Without including the pictures, copy out every line below.

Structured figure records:

##############################

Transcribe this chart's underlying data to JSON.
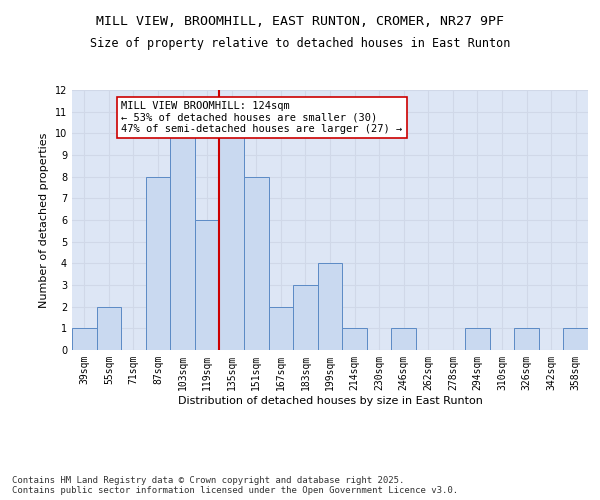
{
  "title_line1": "MILL VIEW, BROOMHILL, EAST RUNTON, CROMER, NR27 9PF",
  "title_line2": "Size of property relative to detached houses in East Runton",
  "xlabel": "Distribution of detached houses by size in East Runton",
  "ylabel": "Number of detached properties",
  "categories": [
    "39sqm",
    "55sqm",
    "71sqm",
    "87sqm",
    "103sqm",
    "119sqm",
    "135sqm",
    "151sqm",
    "167sqm",
    "183sqm",
    "199sqm",
    "214sqm",
    "230sqm",
    "246sqm",
    "262sqm",
    "278sqm",
    "294sqm",
    "310sqm",
    "326sqm",
    "342sqm",
    "358sqm"
  ],
  "values": [
    1,
    2,
    0,
    8,
    10,
    6,
    10,
    8,
    2,
    3,
    4,
    1,
    0,
    1,
    0,
    0,
    1,
    0,
    1,
    0,
    1
  ],
  "bar_color": "#c9d9f0",
  "bar_edge_color": "#5b8ac5",
  "grid_color": "#d0d8e8",
  "background_color": "#dde6f5",
  "vline_x": 5.5,
  "vline_color": "#cc0000",
  "annotation_text": "MILL VIEW BROOMHILL: 124sqm\n← 53% of detached houses are smaller (30)\n47% of semi-detached houses are larger (27) →",
  "annotation_box_color": "#ffffff",
  "annotation_box_edge": "#cc0000",
  "ylim": [
    0,
    12
  ],
  "yticks": [
    0,
    1,
    2,
    3,
    4,
    5,
    6,
    7,
    8,
    9,
    10,
    11,
    12
  ],
  "footer": "Contains HM Land Registry data © Crown copyright and database right 2025.\nContains public sector information licensed under the Open Government Licence v3.0.",
  "title_fontsize": 9.5,
  "subtitle_fontsize": 8.5,
  "axis_label_fontsize": 8,
  "tick_fontsize": 7,
  "annotation_fontsize": 7.5,
  "footer_fontsize": 6.5
}
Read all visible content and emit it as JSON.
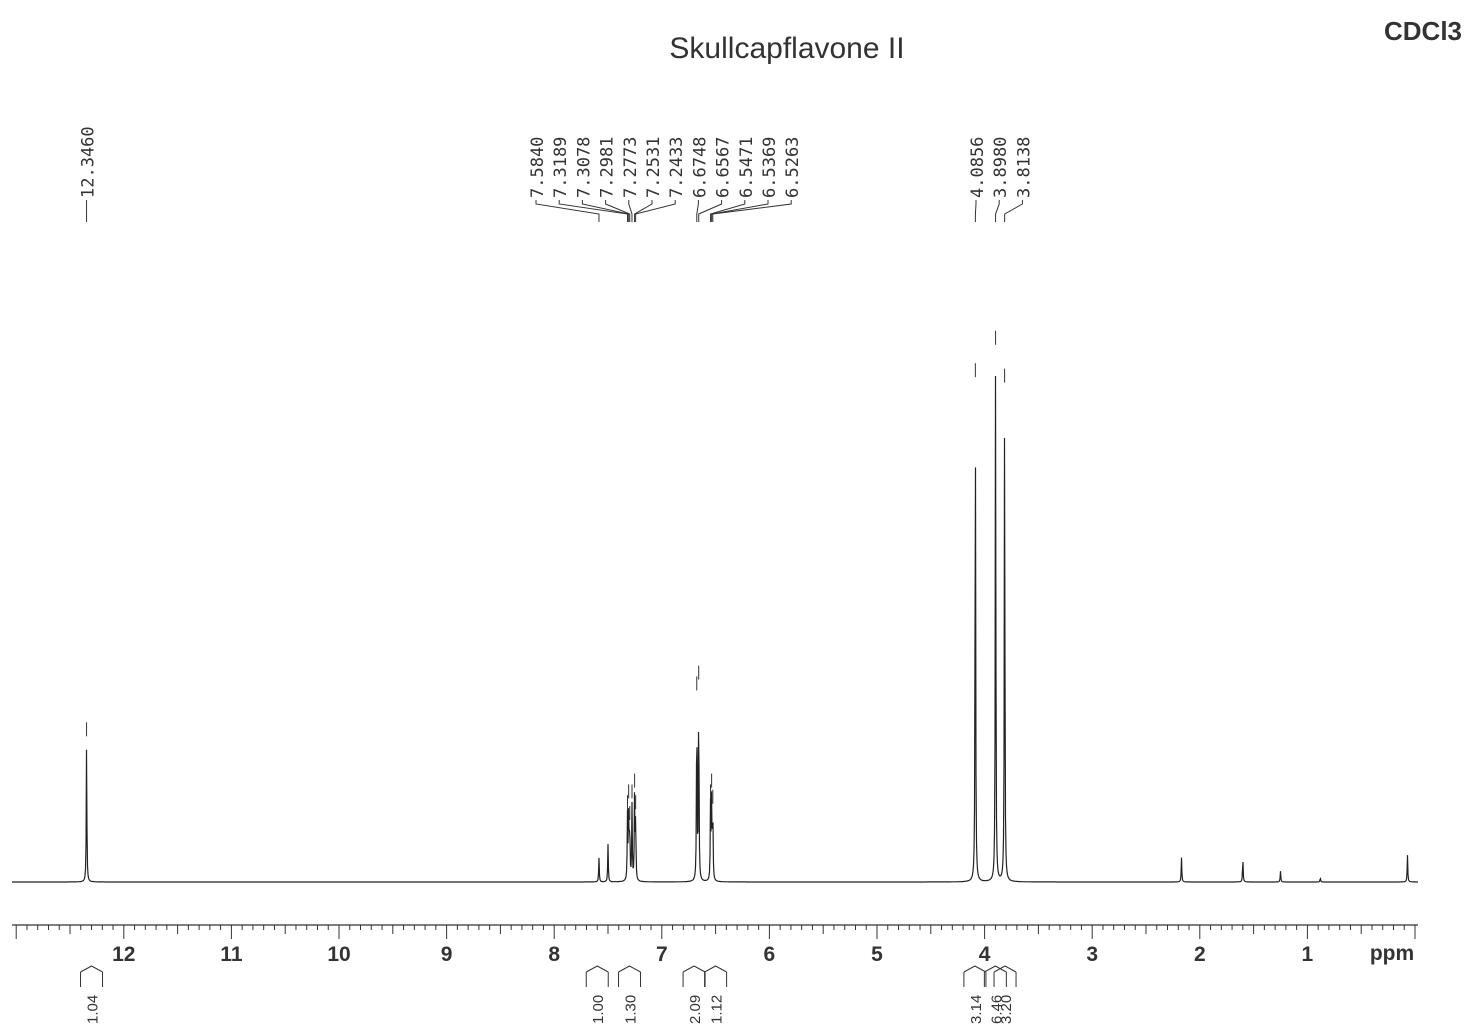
{
  "title": "Skullcapflavone II",
  "solvent": "CDCl3",
  "chart_data": {
    "type": "line",
    "title": "Skullcapflavone II",
    "xlabel": "ppm",
    "ylabel": "",
    "xlim": [
      13.0,
      0.0
    ],
    "x_reversed": true,
    "grid": false,
    "x_ticks": [
      12,
      11,
      10,
      9,
      8,
      7,
      6,
      5,
      4,
      3,
      2,
      1
    ],
    "peak_labels": [
      {
        "group": "low",
        "labels": [
          "12.3460"
        ]
      },
      {
        "group": "aromatic",
        "labels": [
          "7.5840",
          "7.3189",
          "7.3078",
          "7.2981",
          "7.2773",
          "7.2531",
          "7.2433",
          "6.6748",
          "6.6567",
          "6.5471",
          "6.5369",
          "6.5263"
        ]
      },
      {
        "group": "methoxy",
        "labels": [
          "4.0856",
          "3.8980",
          "3.8138"
        ]
      }
    ],
    "peaks": [
      {
        "ppm": 12.346,
        "height": 0.255
      },
      {
        "ppm": 7.584,
        "height": 0.045
      },
      {
        "ppm": 7.5,
        "height": 0.07
      },
      {
        "ppm": 7.319,
        "height": 0.12
      },
      {
        "ppm": 7.308,
        "height": 0.14
      },
      {
        "ppm": 7.298,
        "height": 0.1
      },
      {
        "ppm": 7.277,
        "height": 0.14
      },
      {
        "ppm": 7.253,
        "height": 0.16
      },
      {
        "ppm": 7.243,
        "height": 0.12
      },
      {
        "ppm": 6.675,
        "height": 0.34
      },
      {
        "ppm": 6.657,
        "height": 0.36
      },
      {
        "ppm": 6.547,
        "height": 0.14
      },
      {
        "ppm": 6.537,
        "height": 0.16
      },
      {
        "ppm": 6.526,
        "height": 0.13
      },
      {
        "ppm": 4.086,
        "height": 0.92
      },
      {
        "ppm": 3.898,
        "height": 0.98
      },
      {
        "ppm": 3.814,
        "height": 0.91
      },
      {
        "ppm": 2.17,
        "height": 0.045
      },
      {
        "ppm": 1.6,
        "height": 0.045
      },
      {
        "ppm": 1.25,
        "height": 0.02
      },
      {
        "ppm": 0.88,
        "height": 0.008
      },
      {
        "ppm": 0.07,
        "height": 0.05
      }
    ],
    "integrals": [
      {
        "ppm": 12.3,
        "value": "1.04"
      },
      {
        "ppm": 7.6,
        "value": "1.00"
      },
      {
        "ppm": 7.3,
        "value": "1.30"
      },
      {
        "ppm": 6.7,
        "value": "2.09"
      },
      {
        "ppm": 6.5,
        "value": "1.12"
      },
      {
        "ppm": 4.09,
        "value": "3.14"
      },
      {
        "ppm": 3.9,
        "value": "6.46"
      },
      {
        "ppm": 3.81,
        "value": "3.20"
      }
    ]
  }
}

##############################

*Answer in full*.
Transcribe this chart's underlying data to JSON.
{
  "title_line1": "MILL VIEW, BROOMHILL, EAST RUNTON, CROMER, NR27 9PF",
  "title_line2": "Size of property relative to detached houses in East Runton",
  "xlabel": "Distribution of detached houses by size in East Runton",
  "ylabel": "Number of detached properties",
  "categories": [
    "39sqm",
    "55sqm",
    "71sqm",
    "87sqm",
    "103sqm",
    "119sqm",
    "135sqm",
    "151sqm",
    "167sqm",
    "183sqm",
    "199sqm",
    "214sqm",
    "230sqm",
    "246sqm",
    "262sqm",
    "278sqm",
    "294sqm",
    "310sqm",
    "326sqm",
    "342sqm",
    "358sqm"
  ],
  "values": [
    1,
    2,
    0,
    8,
    10,
    6,
    10,
    8,
    2,
    3,
    4,
    1,
    0,
    1,
    0,
    0,
    1,
    0,
    1,
    0,
    1
  ],
  "bar_color": "#c9d9f0",
  "bar_edge_color": "#5b8ac5",
  "grid_color": "#d0d8e8",
  "background_color": "#dde6f5",
  "vline_x": 5.5,
  "vline_color": "#cc0000",
  "annotation_text": "MILL VIEW BROOMHILL: 124sqm\n← 53% of detached houses are smaller (30)\n47% of semi-detached houses are larger (27) →",
  "annotation_box_color": "#ffffff",
  "annotation_box_edge": "#cc0000",
  "ylim": [
    0,
    12
  ],
  "yticks": [
    0,
    1,
    2,
    3,
    4,
    5,
    6,
    7,
    8,
    9,
    10,
    11,
    12
  ],
  "footer": "Contains HM Land Registry data © Crown copyright and database right 2025.\nContains public sector information licensed under the Open Government Licence v3.0.",
  "title_fontsize": 9.5,
  "subtitle_fontsize": 8.5,
  "axis_label_fontsize": 8,
  "tick_fontsize": 7,
  "annotation_fontsize": 7.5,
  "footer_fontsize": 6.5
}
Read all visible content and emit it as JSON.
{
  "title": "Skullcapflavone II",
  "solvent": "CDCl3",
  "chart_data": {
    "type": "line",
    "title": "Skullcapflavone II",
    "xlabel": "ppm",
    "ylabel": "",
    "xlim": [
      13.0,
      0.0
    ],
    "x_reversed": true,
    "grid": false,
    "x_ticks": [
      12,
      11,
      10,
      9,
      8,
      7,
      6,
      5,
      4,
      3,
      2,
      1
    ],
    "peak_labels": [
      {
        "group": "low",
        "labels": [
          "12.3460"
        ]
      },
      {
        "group": "aromatic",
        "labels": [
          "7.5840",
          "7.3189",
          "7.3078",
          "7.2981",
          "7.2773",
          "7.2531",
          "7.2433",
          "6.6748",
          "6.6567",
          "6.5471",
          "6.5369",
          "6.5263"
        ]
      },
      {
        "group": "methoxy",
        "labels": [
          "4.0856",
          "3.8980",
          "3.8138"
        ]
      }
    ],
    "peaks": [
      {
        "ppm": 12.346,
        "height": 0.255
      },
      {
        "ppm": 7.584,
        "height": 0.045
      },
      {
        "ppm": 7.5,
        "height": 0.07
      },
      {
        "ppm": 7.319,
        "height": 0.12
      },
      {
        "ppm": 7.308,
        "height": 0.14
      },
      {
        "ppm": 7.298,
        "height": 0.1
      },
      {
        "ppm": 7.277,
        "height": 0.14
      },
      {
        "ppm": 7.253,
        "height": 0.16
      },
      {
        "ppm": 7.243,
        "height": 0.12
      },
      {
        "ppm": 6.675,
        "height": 0.34
      },
      {
        "ppm": 6.657,
        "height": 0.36
      },
      {
        "ppm": 6.547,
        "height": 0.14
      },
      {
        "ppm": 6.537,
        "height": 0.16
      },
      {
        "ppm": 6.526,
        "height": 0.13
      },
      {
        "ppm": 4.086,
        "height": 0.92
      },
      {
        "ppm": 3.898,
        "height": 0.98
      },
      {
        "ppm": 3.814,
        "height": 0.91
      },
      {
        "ppm": 2.17,
        "height": 0.045
      },
      {
        "ppm": 1.6,
        "height": 0.045
      },
      {
        "ppm": 1.25,
        "height": 0.02
      },
      {
        "ppm": 0.88,
        "height": 0.008
      },
      {
        "ppm": 0.07,
        "height": 0.05
      }
    ],
    "integrals": [
      {
        "ppm": 12.3,
        "value": "1.04"
      },
      {
        "ppm": 7.6,
        "value": "1.00"
      },
      {
        "ppm": 7.3,
        "value": "1.30"
      },
      {
        "ppm": 6.7,
        "value": "2.09"
      },
      {
        "ppm": 6.5,
        "value": "1.12"
      },
      {
        "ppm": 4.09,
        "value": "3.14"
      },
      {
        "ppm": 3.9,
        "value": "6.46"
      },
      {
        "ppm": 3.81,
        "value": "3.20"
      }
    ]
  }
}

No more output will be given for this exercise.